**Short problem:** Leave out the pictures and print precisely the lines from the line with "Enumerate this screenshot's" to the final line of the entries, both ends included.

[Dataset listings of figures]
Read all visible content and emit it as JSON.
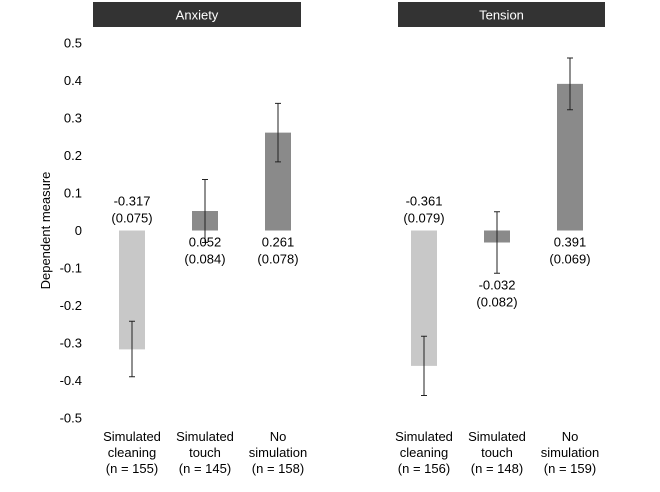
{
  "chart_data": {
    "type": "bar",
    "ylabel": "Dependent measure",
    "ylim": [
      -0.5,
      0.5
    ],
    "yticks": [
      "0.5",
      "0.4",
      "0.3",
      "0.2",
      "0.1",
      "0",
      "-0.1",
      "-0.2",
      "-0.3",
      "-0.4",
      "-0.5"
    ],
    "ytick_values": [
      0.5,
      0.4,
      0.3,
      0.2,
      0.1,
      0,
      -0.1,
      -0.2,
      -0.3,
      -0.4,
      -0.5
    ],
    "grid": false,
    "colors": {
      "Simulated cleaning": "#c8c8c8",
      "Simulated touch": "#8a8a8a",
      "No simulation": "#8a8a8a",
      "panel_header": "#333333"
    },
    "panels": [
      {
        "title": "Anxiety",
        "bars": [
          {
            "category": [
              "Simulated",
              "cleaning",
              "(n = 155)"
            ],
            "value": -0.317,
            "label": [
              "-0.317",
              "(0.075)"
            ],
            "err_low": -0.39,
            "err_high": -0.242,
            "color": "#c8c8c8"
          },
          {
            "category": [
              "Simulated",
              "touch",
              "(n = 145)"
            ],
            "value": 0.052,
            "label": [
              "0.052",
              "(0.084)"
            ],
            "err_low": -0.032,
            "err_high": 0.136,
            "color": "#8a8a8a"
          },
          {
            "category": [
              "No",
              "simulation",
              "(n = 158)"
            ],
            "value": 0.261,
            "label": [
              "0.261",
              "(0.078)"
            ],
            "err_low": 0.183,
            "err_high": 0.339,
            "color": "#8a8a8a"
          }
        ]
      },
      {
        "title": "Tension",
        "bars": [
          {
            "category": [
              "Simulated",
              "cleaning",
              "(n = 156)"
            ],
            "value": -0.361,
            "label": [
              "-0.361",
              "(0.079)"
            ],
            "err_low": -0.44,
            "err_high": -0.282,
            "color": "#c8c8c8"
          },
          {
            "category": [
              "Simulated",
              "touch",
              "(n = 148)"
            ],
            "value": -0.032,
            "label": [
              "-0.032",
              "(0.082)"
            ],
            "err_low": -0.114,
            "err_high": 0.05,
            "color": "#8a8a8a"
          },
          {
            "category": [
              "No",
              "simulation",
              "(n = 159)"
            ],
            "value": 0.391,
            "label": [
              "0.391",
              "(0.069)"
            ],
            "err_low": 0.322,
            "err_high": 0.46,
            "color": "#8a8a8a"
          }
        ]
      }
    ]
  }
}
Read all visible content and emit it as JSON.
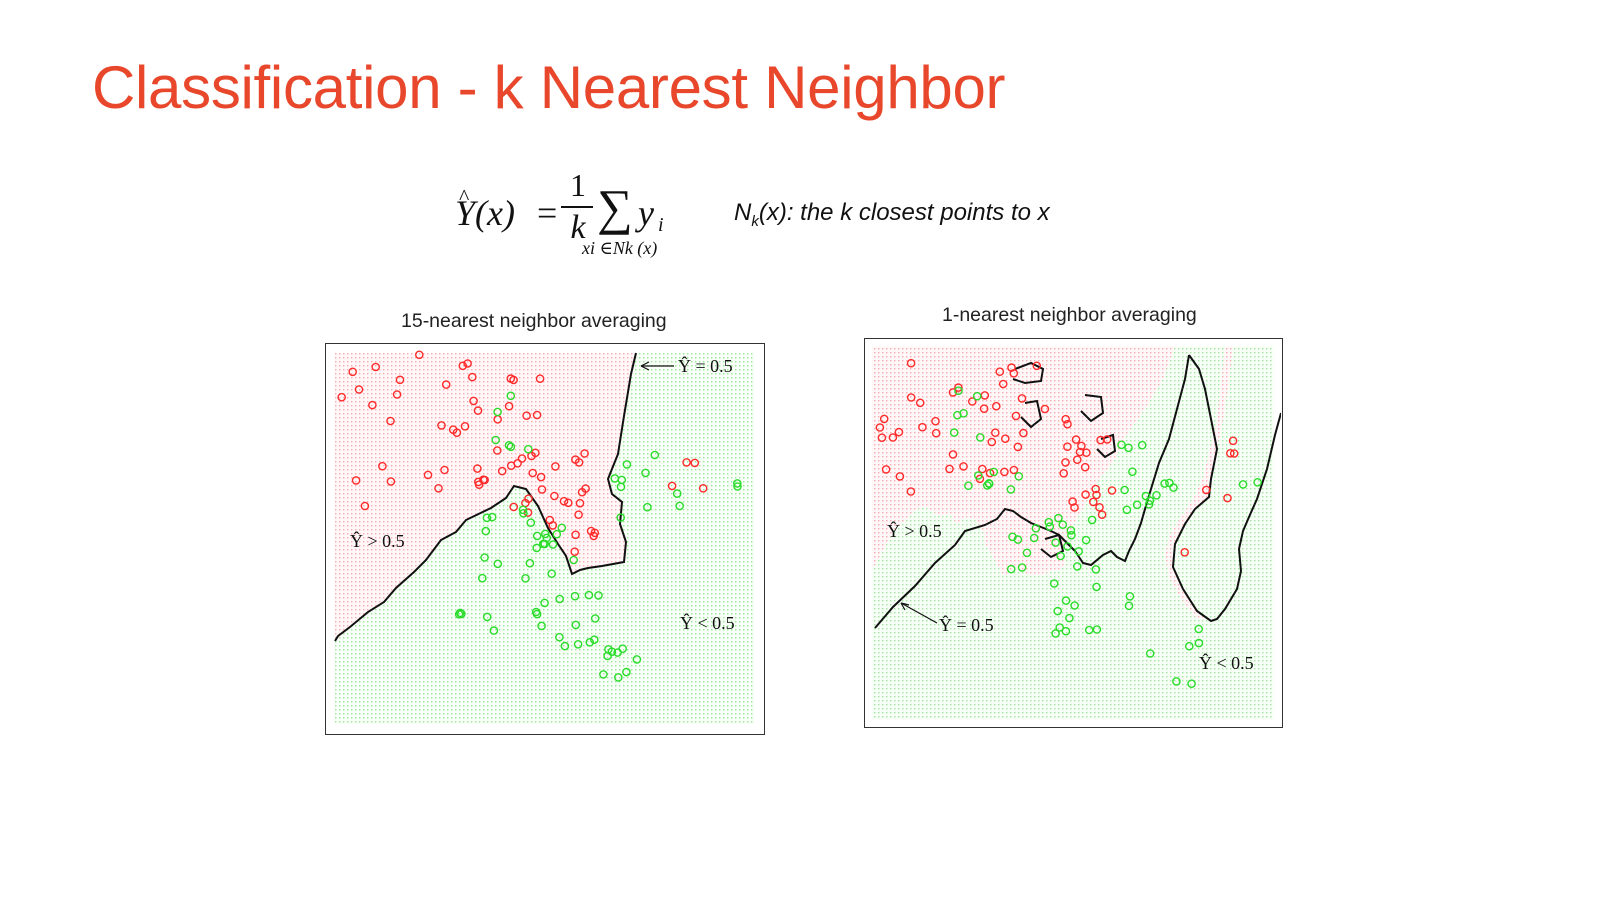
{
  "title": "Classification - k Nearest Neighbor",
  "colors": {
    "title": "#e8472b",
    "class_red": "#ff2b2b",
    "class_green": "#2bdc2b",
    "red_region": "#f7aab0",
    "green_region": "#9ce69c",
    "boundary": "#111111"
  },
  "formula": {
    "lhs": "Y(x)",
    "hat": "^",
    "equals": "=",
    "numerator": "1",
    "denominator": "k",
    "sum": "∑",
    "summand": "y",
    "summand_sub": "i",
    "sum_sub": "xi ∈Nk (x)",
    "note_prefix": "N",
    "note_sub": "k",
    "note_rest": "(x): the k closest points to x"
  },
  "panels": [
    {
      "title": "15-nearest neighbor averaging",
      "labels": {
        "boundary": "Ŷ = 0.5",
        "above": "Ŷ > 0.5",
        "below": "Ŷ < 0.5"
      }
    },
    {
      "title": "1-nearest neighbor averaging",
      "labels": {
        "boundary": "Ŷ = 0.5",
        "above": "Ŷ > 0.5",
        "below": "Ŷ < 0.5"
      }
    }
  ]
}
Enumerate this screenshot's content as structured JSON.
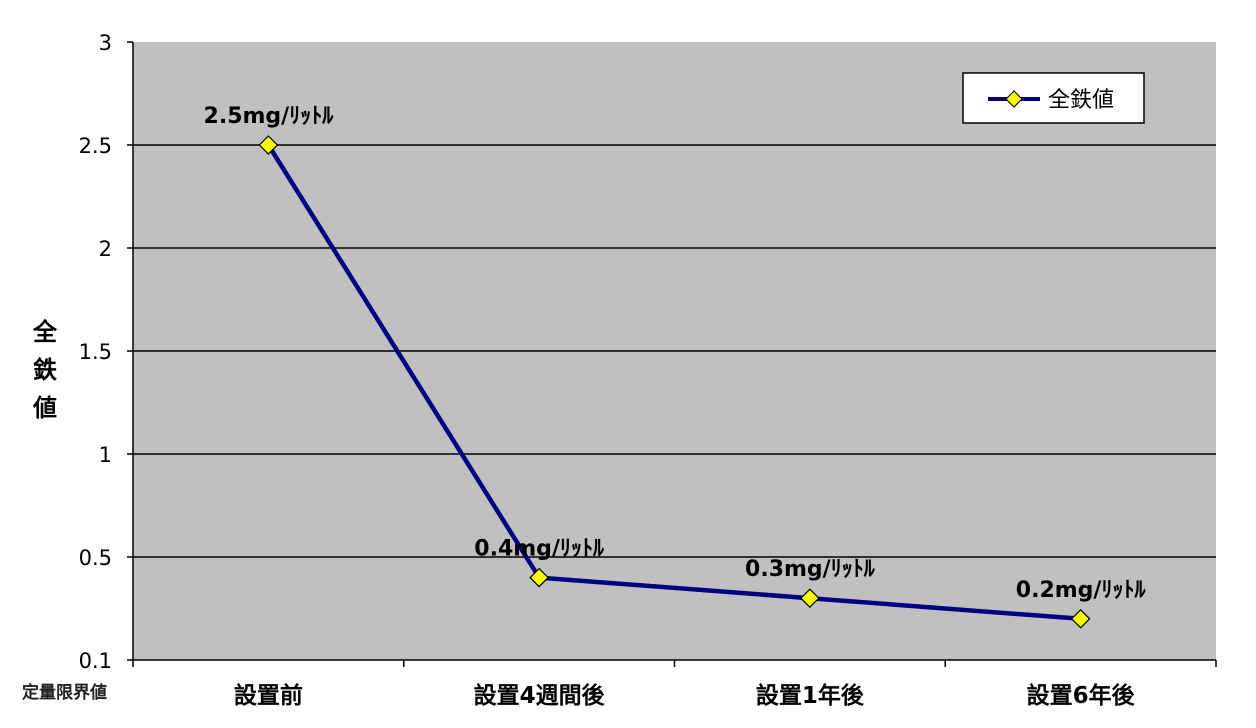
{
  "chart_data": {
    "type": "line",
    "categories": [
      "設置前",
      "設置4週間後",
      "設置1年後",
      "設置6年後"
    ],
    "series": [
      {
        "name": "全鉄値",
        "values": [
          2.5,
          0.4,
          0.3,
          0.2
        ],
        "color": "#000080",
        "marker_color": "#ffff00"
      }
    ],
    "data_labels": [
      "2.5mg/ﾘｯﾄﾙ",
      "0.4mg/ﾘｯﾄﾙ",
      "0.3mg/ﾘｯﾄﾙ",
      "0.2mg/ﾘｯﾄﾙ"
    ],
    "ylabel": "全鉄値",
    "ylim": [
      0,
      3
    ],
    "yticks": [
      {
        "value": 0,
        "label": "0.1"
      },
      {
        "value": 0.5,
        "label": "0.5"
      },
      {
        "value": 1,
        "label": "1"
      },
      {
        "value": 1.5,
        "label": "1.5"
      },
      {
        "value": 2,
        "label": "2"
      },
      {
        "value": 2.5,
        "label": "2.5"
      },
      {
        "value": 3,
        "label": "3"
      }
    ],
    "baseline_note": "定量限界値",
    "legend": {
      "position": "top-right"
    },
    "grid": true,
    "plot_background": "#c0c0c0"
  }
}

**Completed task:**
Enumerate this screenshot's content as structured JSON.
{
  "chart_data": {
    "type": "line",
    "categories": [
      "設置前",
      "設置4週間後",
      "設置1年後",
      "設置6年後"
    ],
    "series": [
      {
        "name": "全鉄値",
        "values": [
          2.5,
          0.4,
          0.3,
          0.2
        ],
        "color": "#000080",
        "marker_color": "#ffff00"
      }
    ],
    "data_labels": [
      "2.5mg/ﾘｯﾄﾙ",
      "0.4mg/ﾘｯﾄﾙ",
      "0.3mg/ﾘｯﾄﾙ",
      "0.2mg/ﾘｯﾄﾙ"
    ],
    "ylabel": "全鉄値",
    "ylim": [
      0,
      3
    ],
    "yticks": [
      {
        "value": 0,
        "label": "0.1"
      },
      {
        "value": 0.5,
        "label": "0.5"
      },
      {
        "value": 1,
        "label": "1"
      },
      {
        "value": 1.5,
        "label": "1.5"
      },
      {
        "value": 2,
        "label": "2"
      },
      {
        "value": 2.5,
        "label": "2.5"
      },
      {
        "value": 3,
        "label": "3"
      }
    ],
    "baseline_note": "定量限界値",
    "legend": {
      "position": "top-right"
    },
    "grid": true,
    "plot_background": "#c0c0c0"
  }
}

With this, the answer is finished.